Extracted data entries:
* * *

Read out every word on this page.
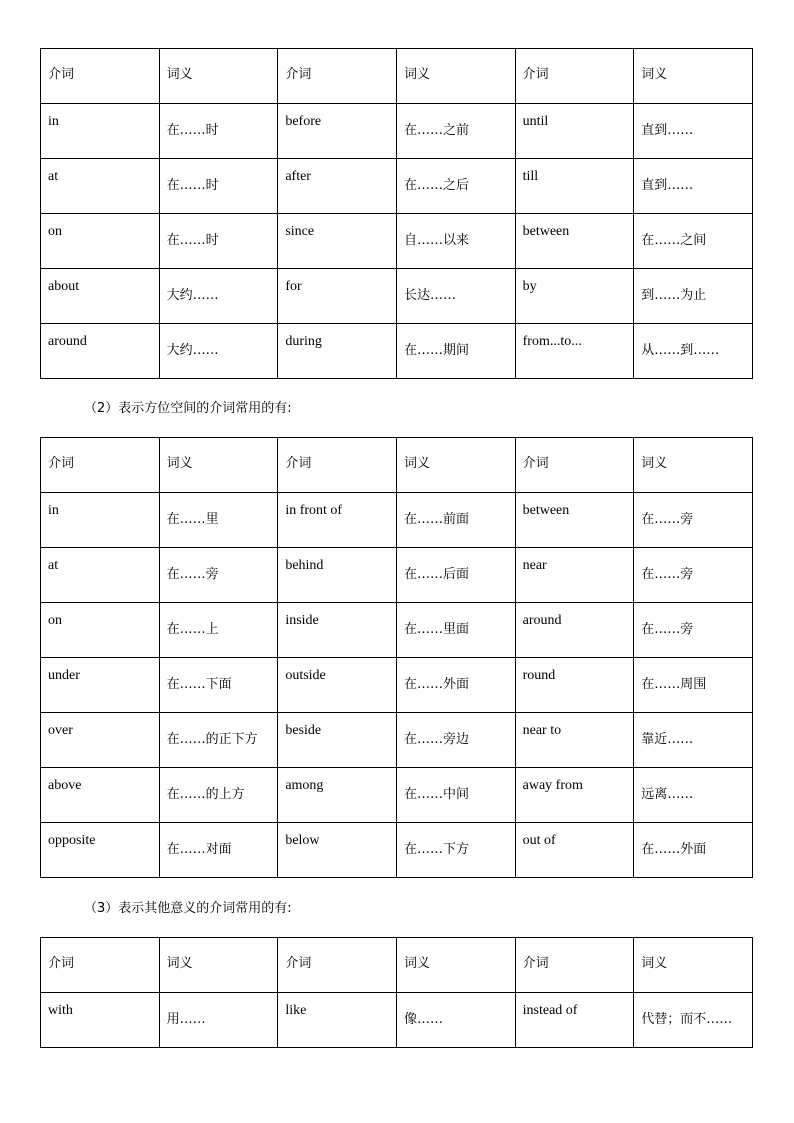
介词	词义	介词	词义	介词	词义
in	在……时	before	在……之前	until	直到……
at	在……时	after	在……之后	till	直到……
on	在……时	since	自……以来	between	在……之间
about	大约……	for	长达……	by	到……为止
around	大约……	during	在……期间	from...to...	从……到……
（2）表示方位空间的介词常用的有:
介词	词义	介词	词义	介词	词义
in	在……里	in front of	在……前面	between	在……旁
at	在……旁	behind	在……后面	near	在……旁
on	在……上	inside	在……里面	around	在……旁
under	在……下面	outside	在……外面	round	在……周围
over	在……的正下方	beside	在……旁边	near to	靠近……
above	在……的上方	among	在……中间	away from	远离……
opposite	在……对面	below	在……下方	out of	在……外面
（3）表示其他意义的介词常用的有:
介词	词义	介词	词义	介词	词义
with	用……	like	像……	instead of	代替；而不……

* * *

**PROBLEM DESCRIPTION**
Copy the data word for word. Pictures do not go in the copy.

**RESPONSE TO THE TASK**
Read out every word on this page.
介词	词义	介词	词义	介词	词义
in	在……时	before	在……之前	until	直到……
at	在……时	after	在……之后	till	直到……
on	在……时	since	自……以来	between	在……之间
about	大约……	for	长达……	by	到……为止
around	大约……	during	在……期间	from...to...	从……到……
（2）表示方位空间的介词常用的有:
介词	词义	介词	词义	介词	词义
in	在……里	in front of	在……前面	between	在……旁
at	在……旁	behind	在……后面	near	在……旁
on	在……上	inside	在……里面	around	在……旁
under	在……下面	outside	在……外面	round	在……周围
over	在……的正下方	beside	在……旁边	near to	靠近……
above	在……的上方	among	在……中间	away from	远离……
opposite	在……对面	below	在……下方	out of	在……外面
（3）表示其他意义的介词常用的有:
介词	词义	介词	词义	介词	词义
with	用……	like	像……	instead of	代替；而不……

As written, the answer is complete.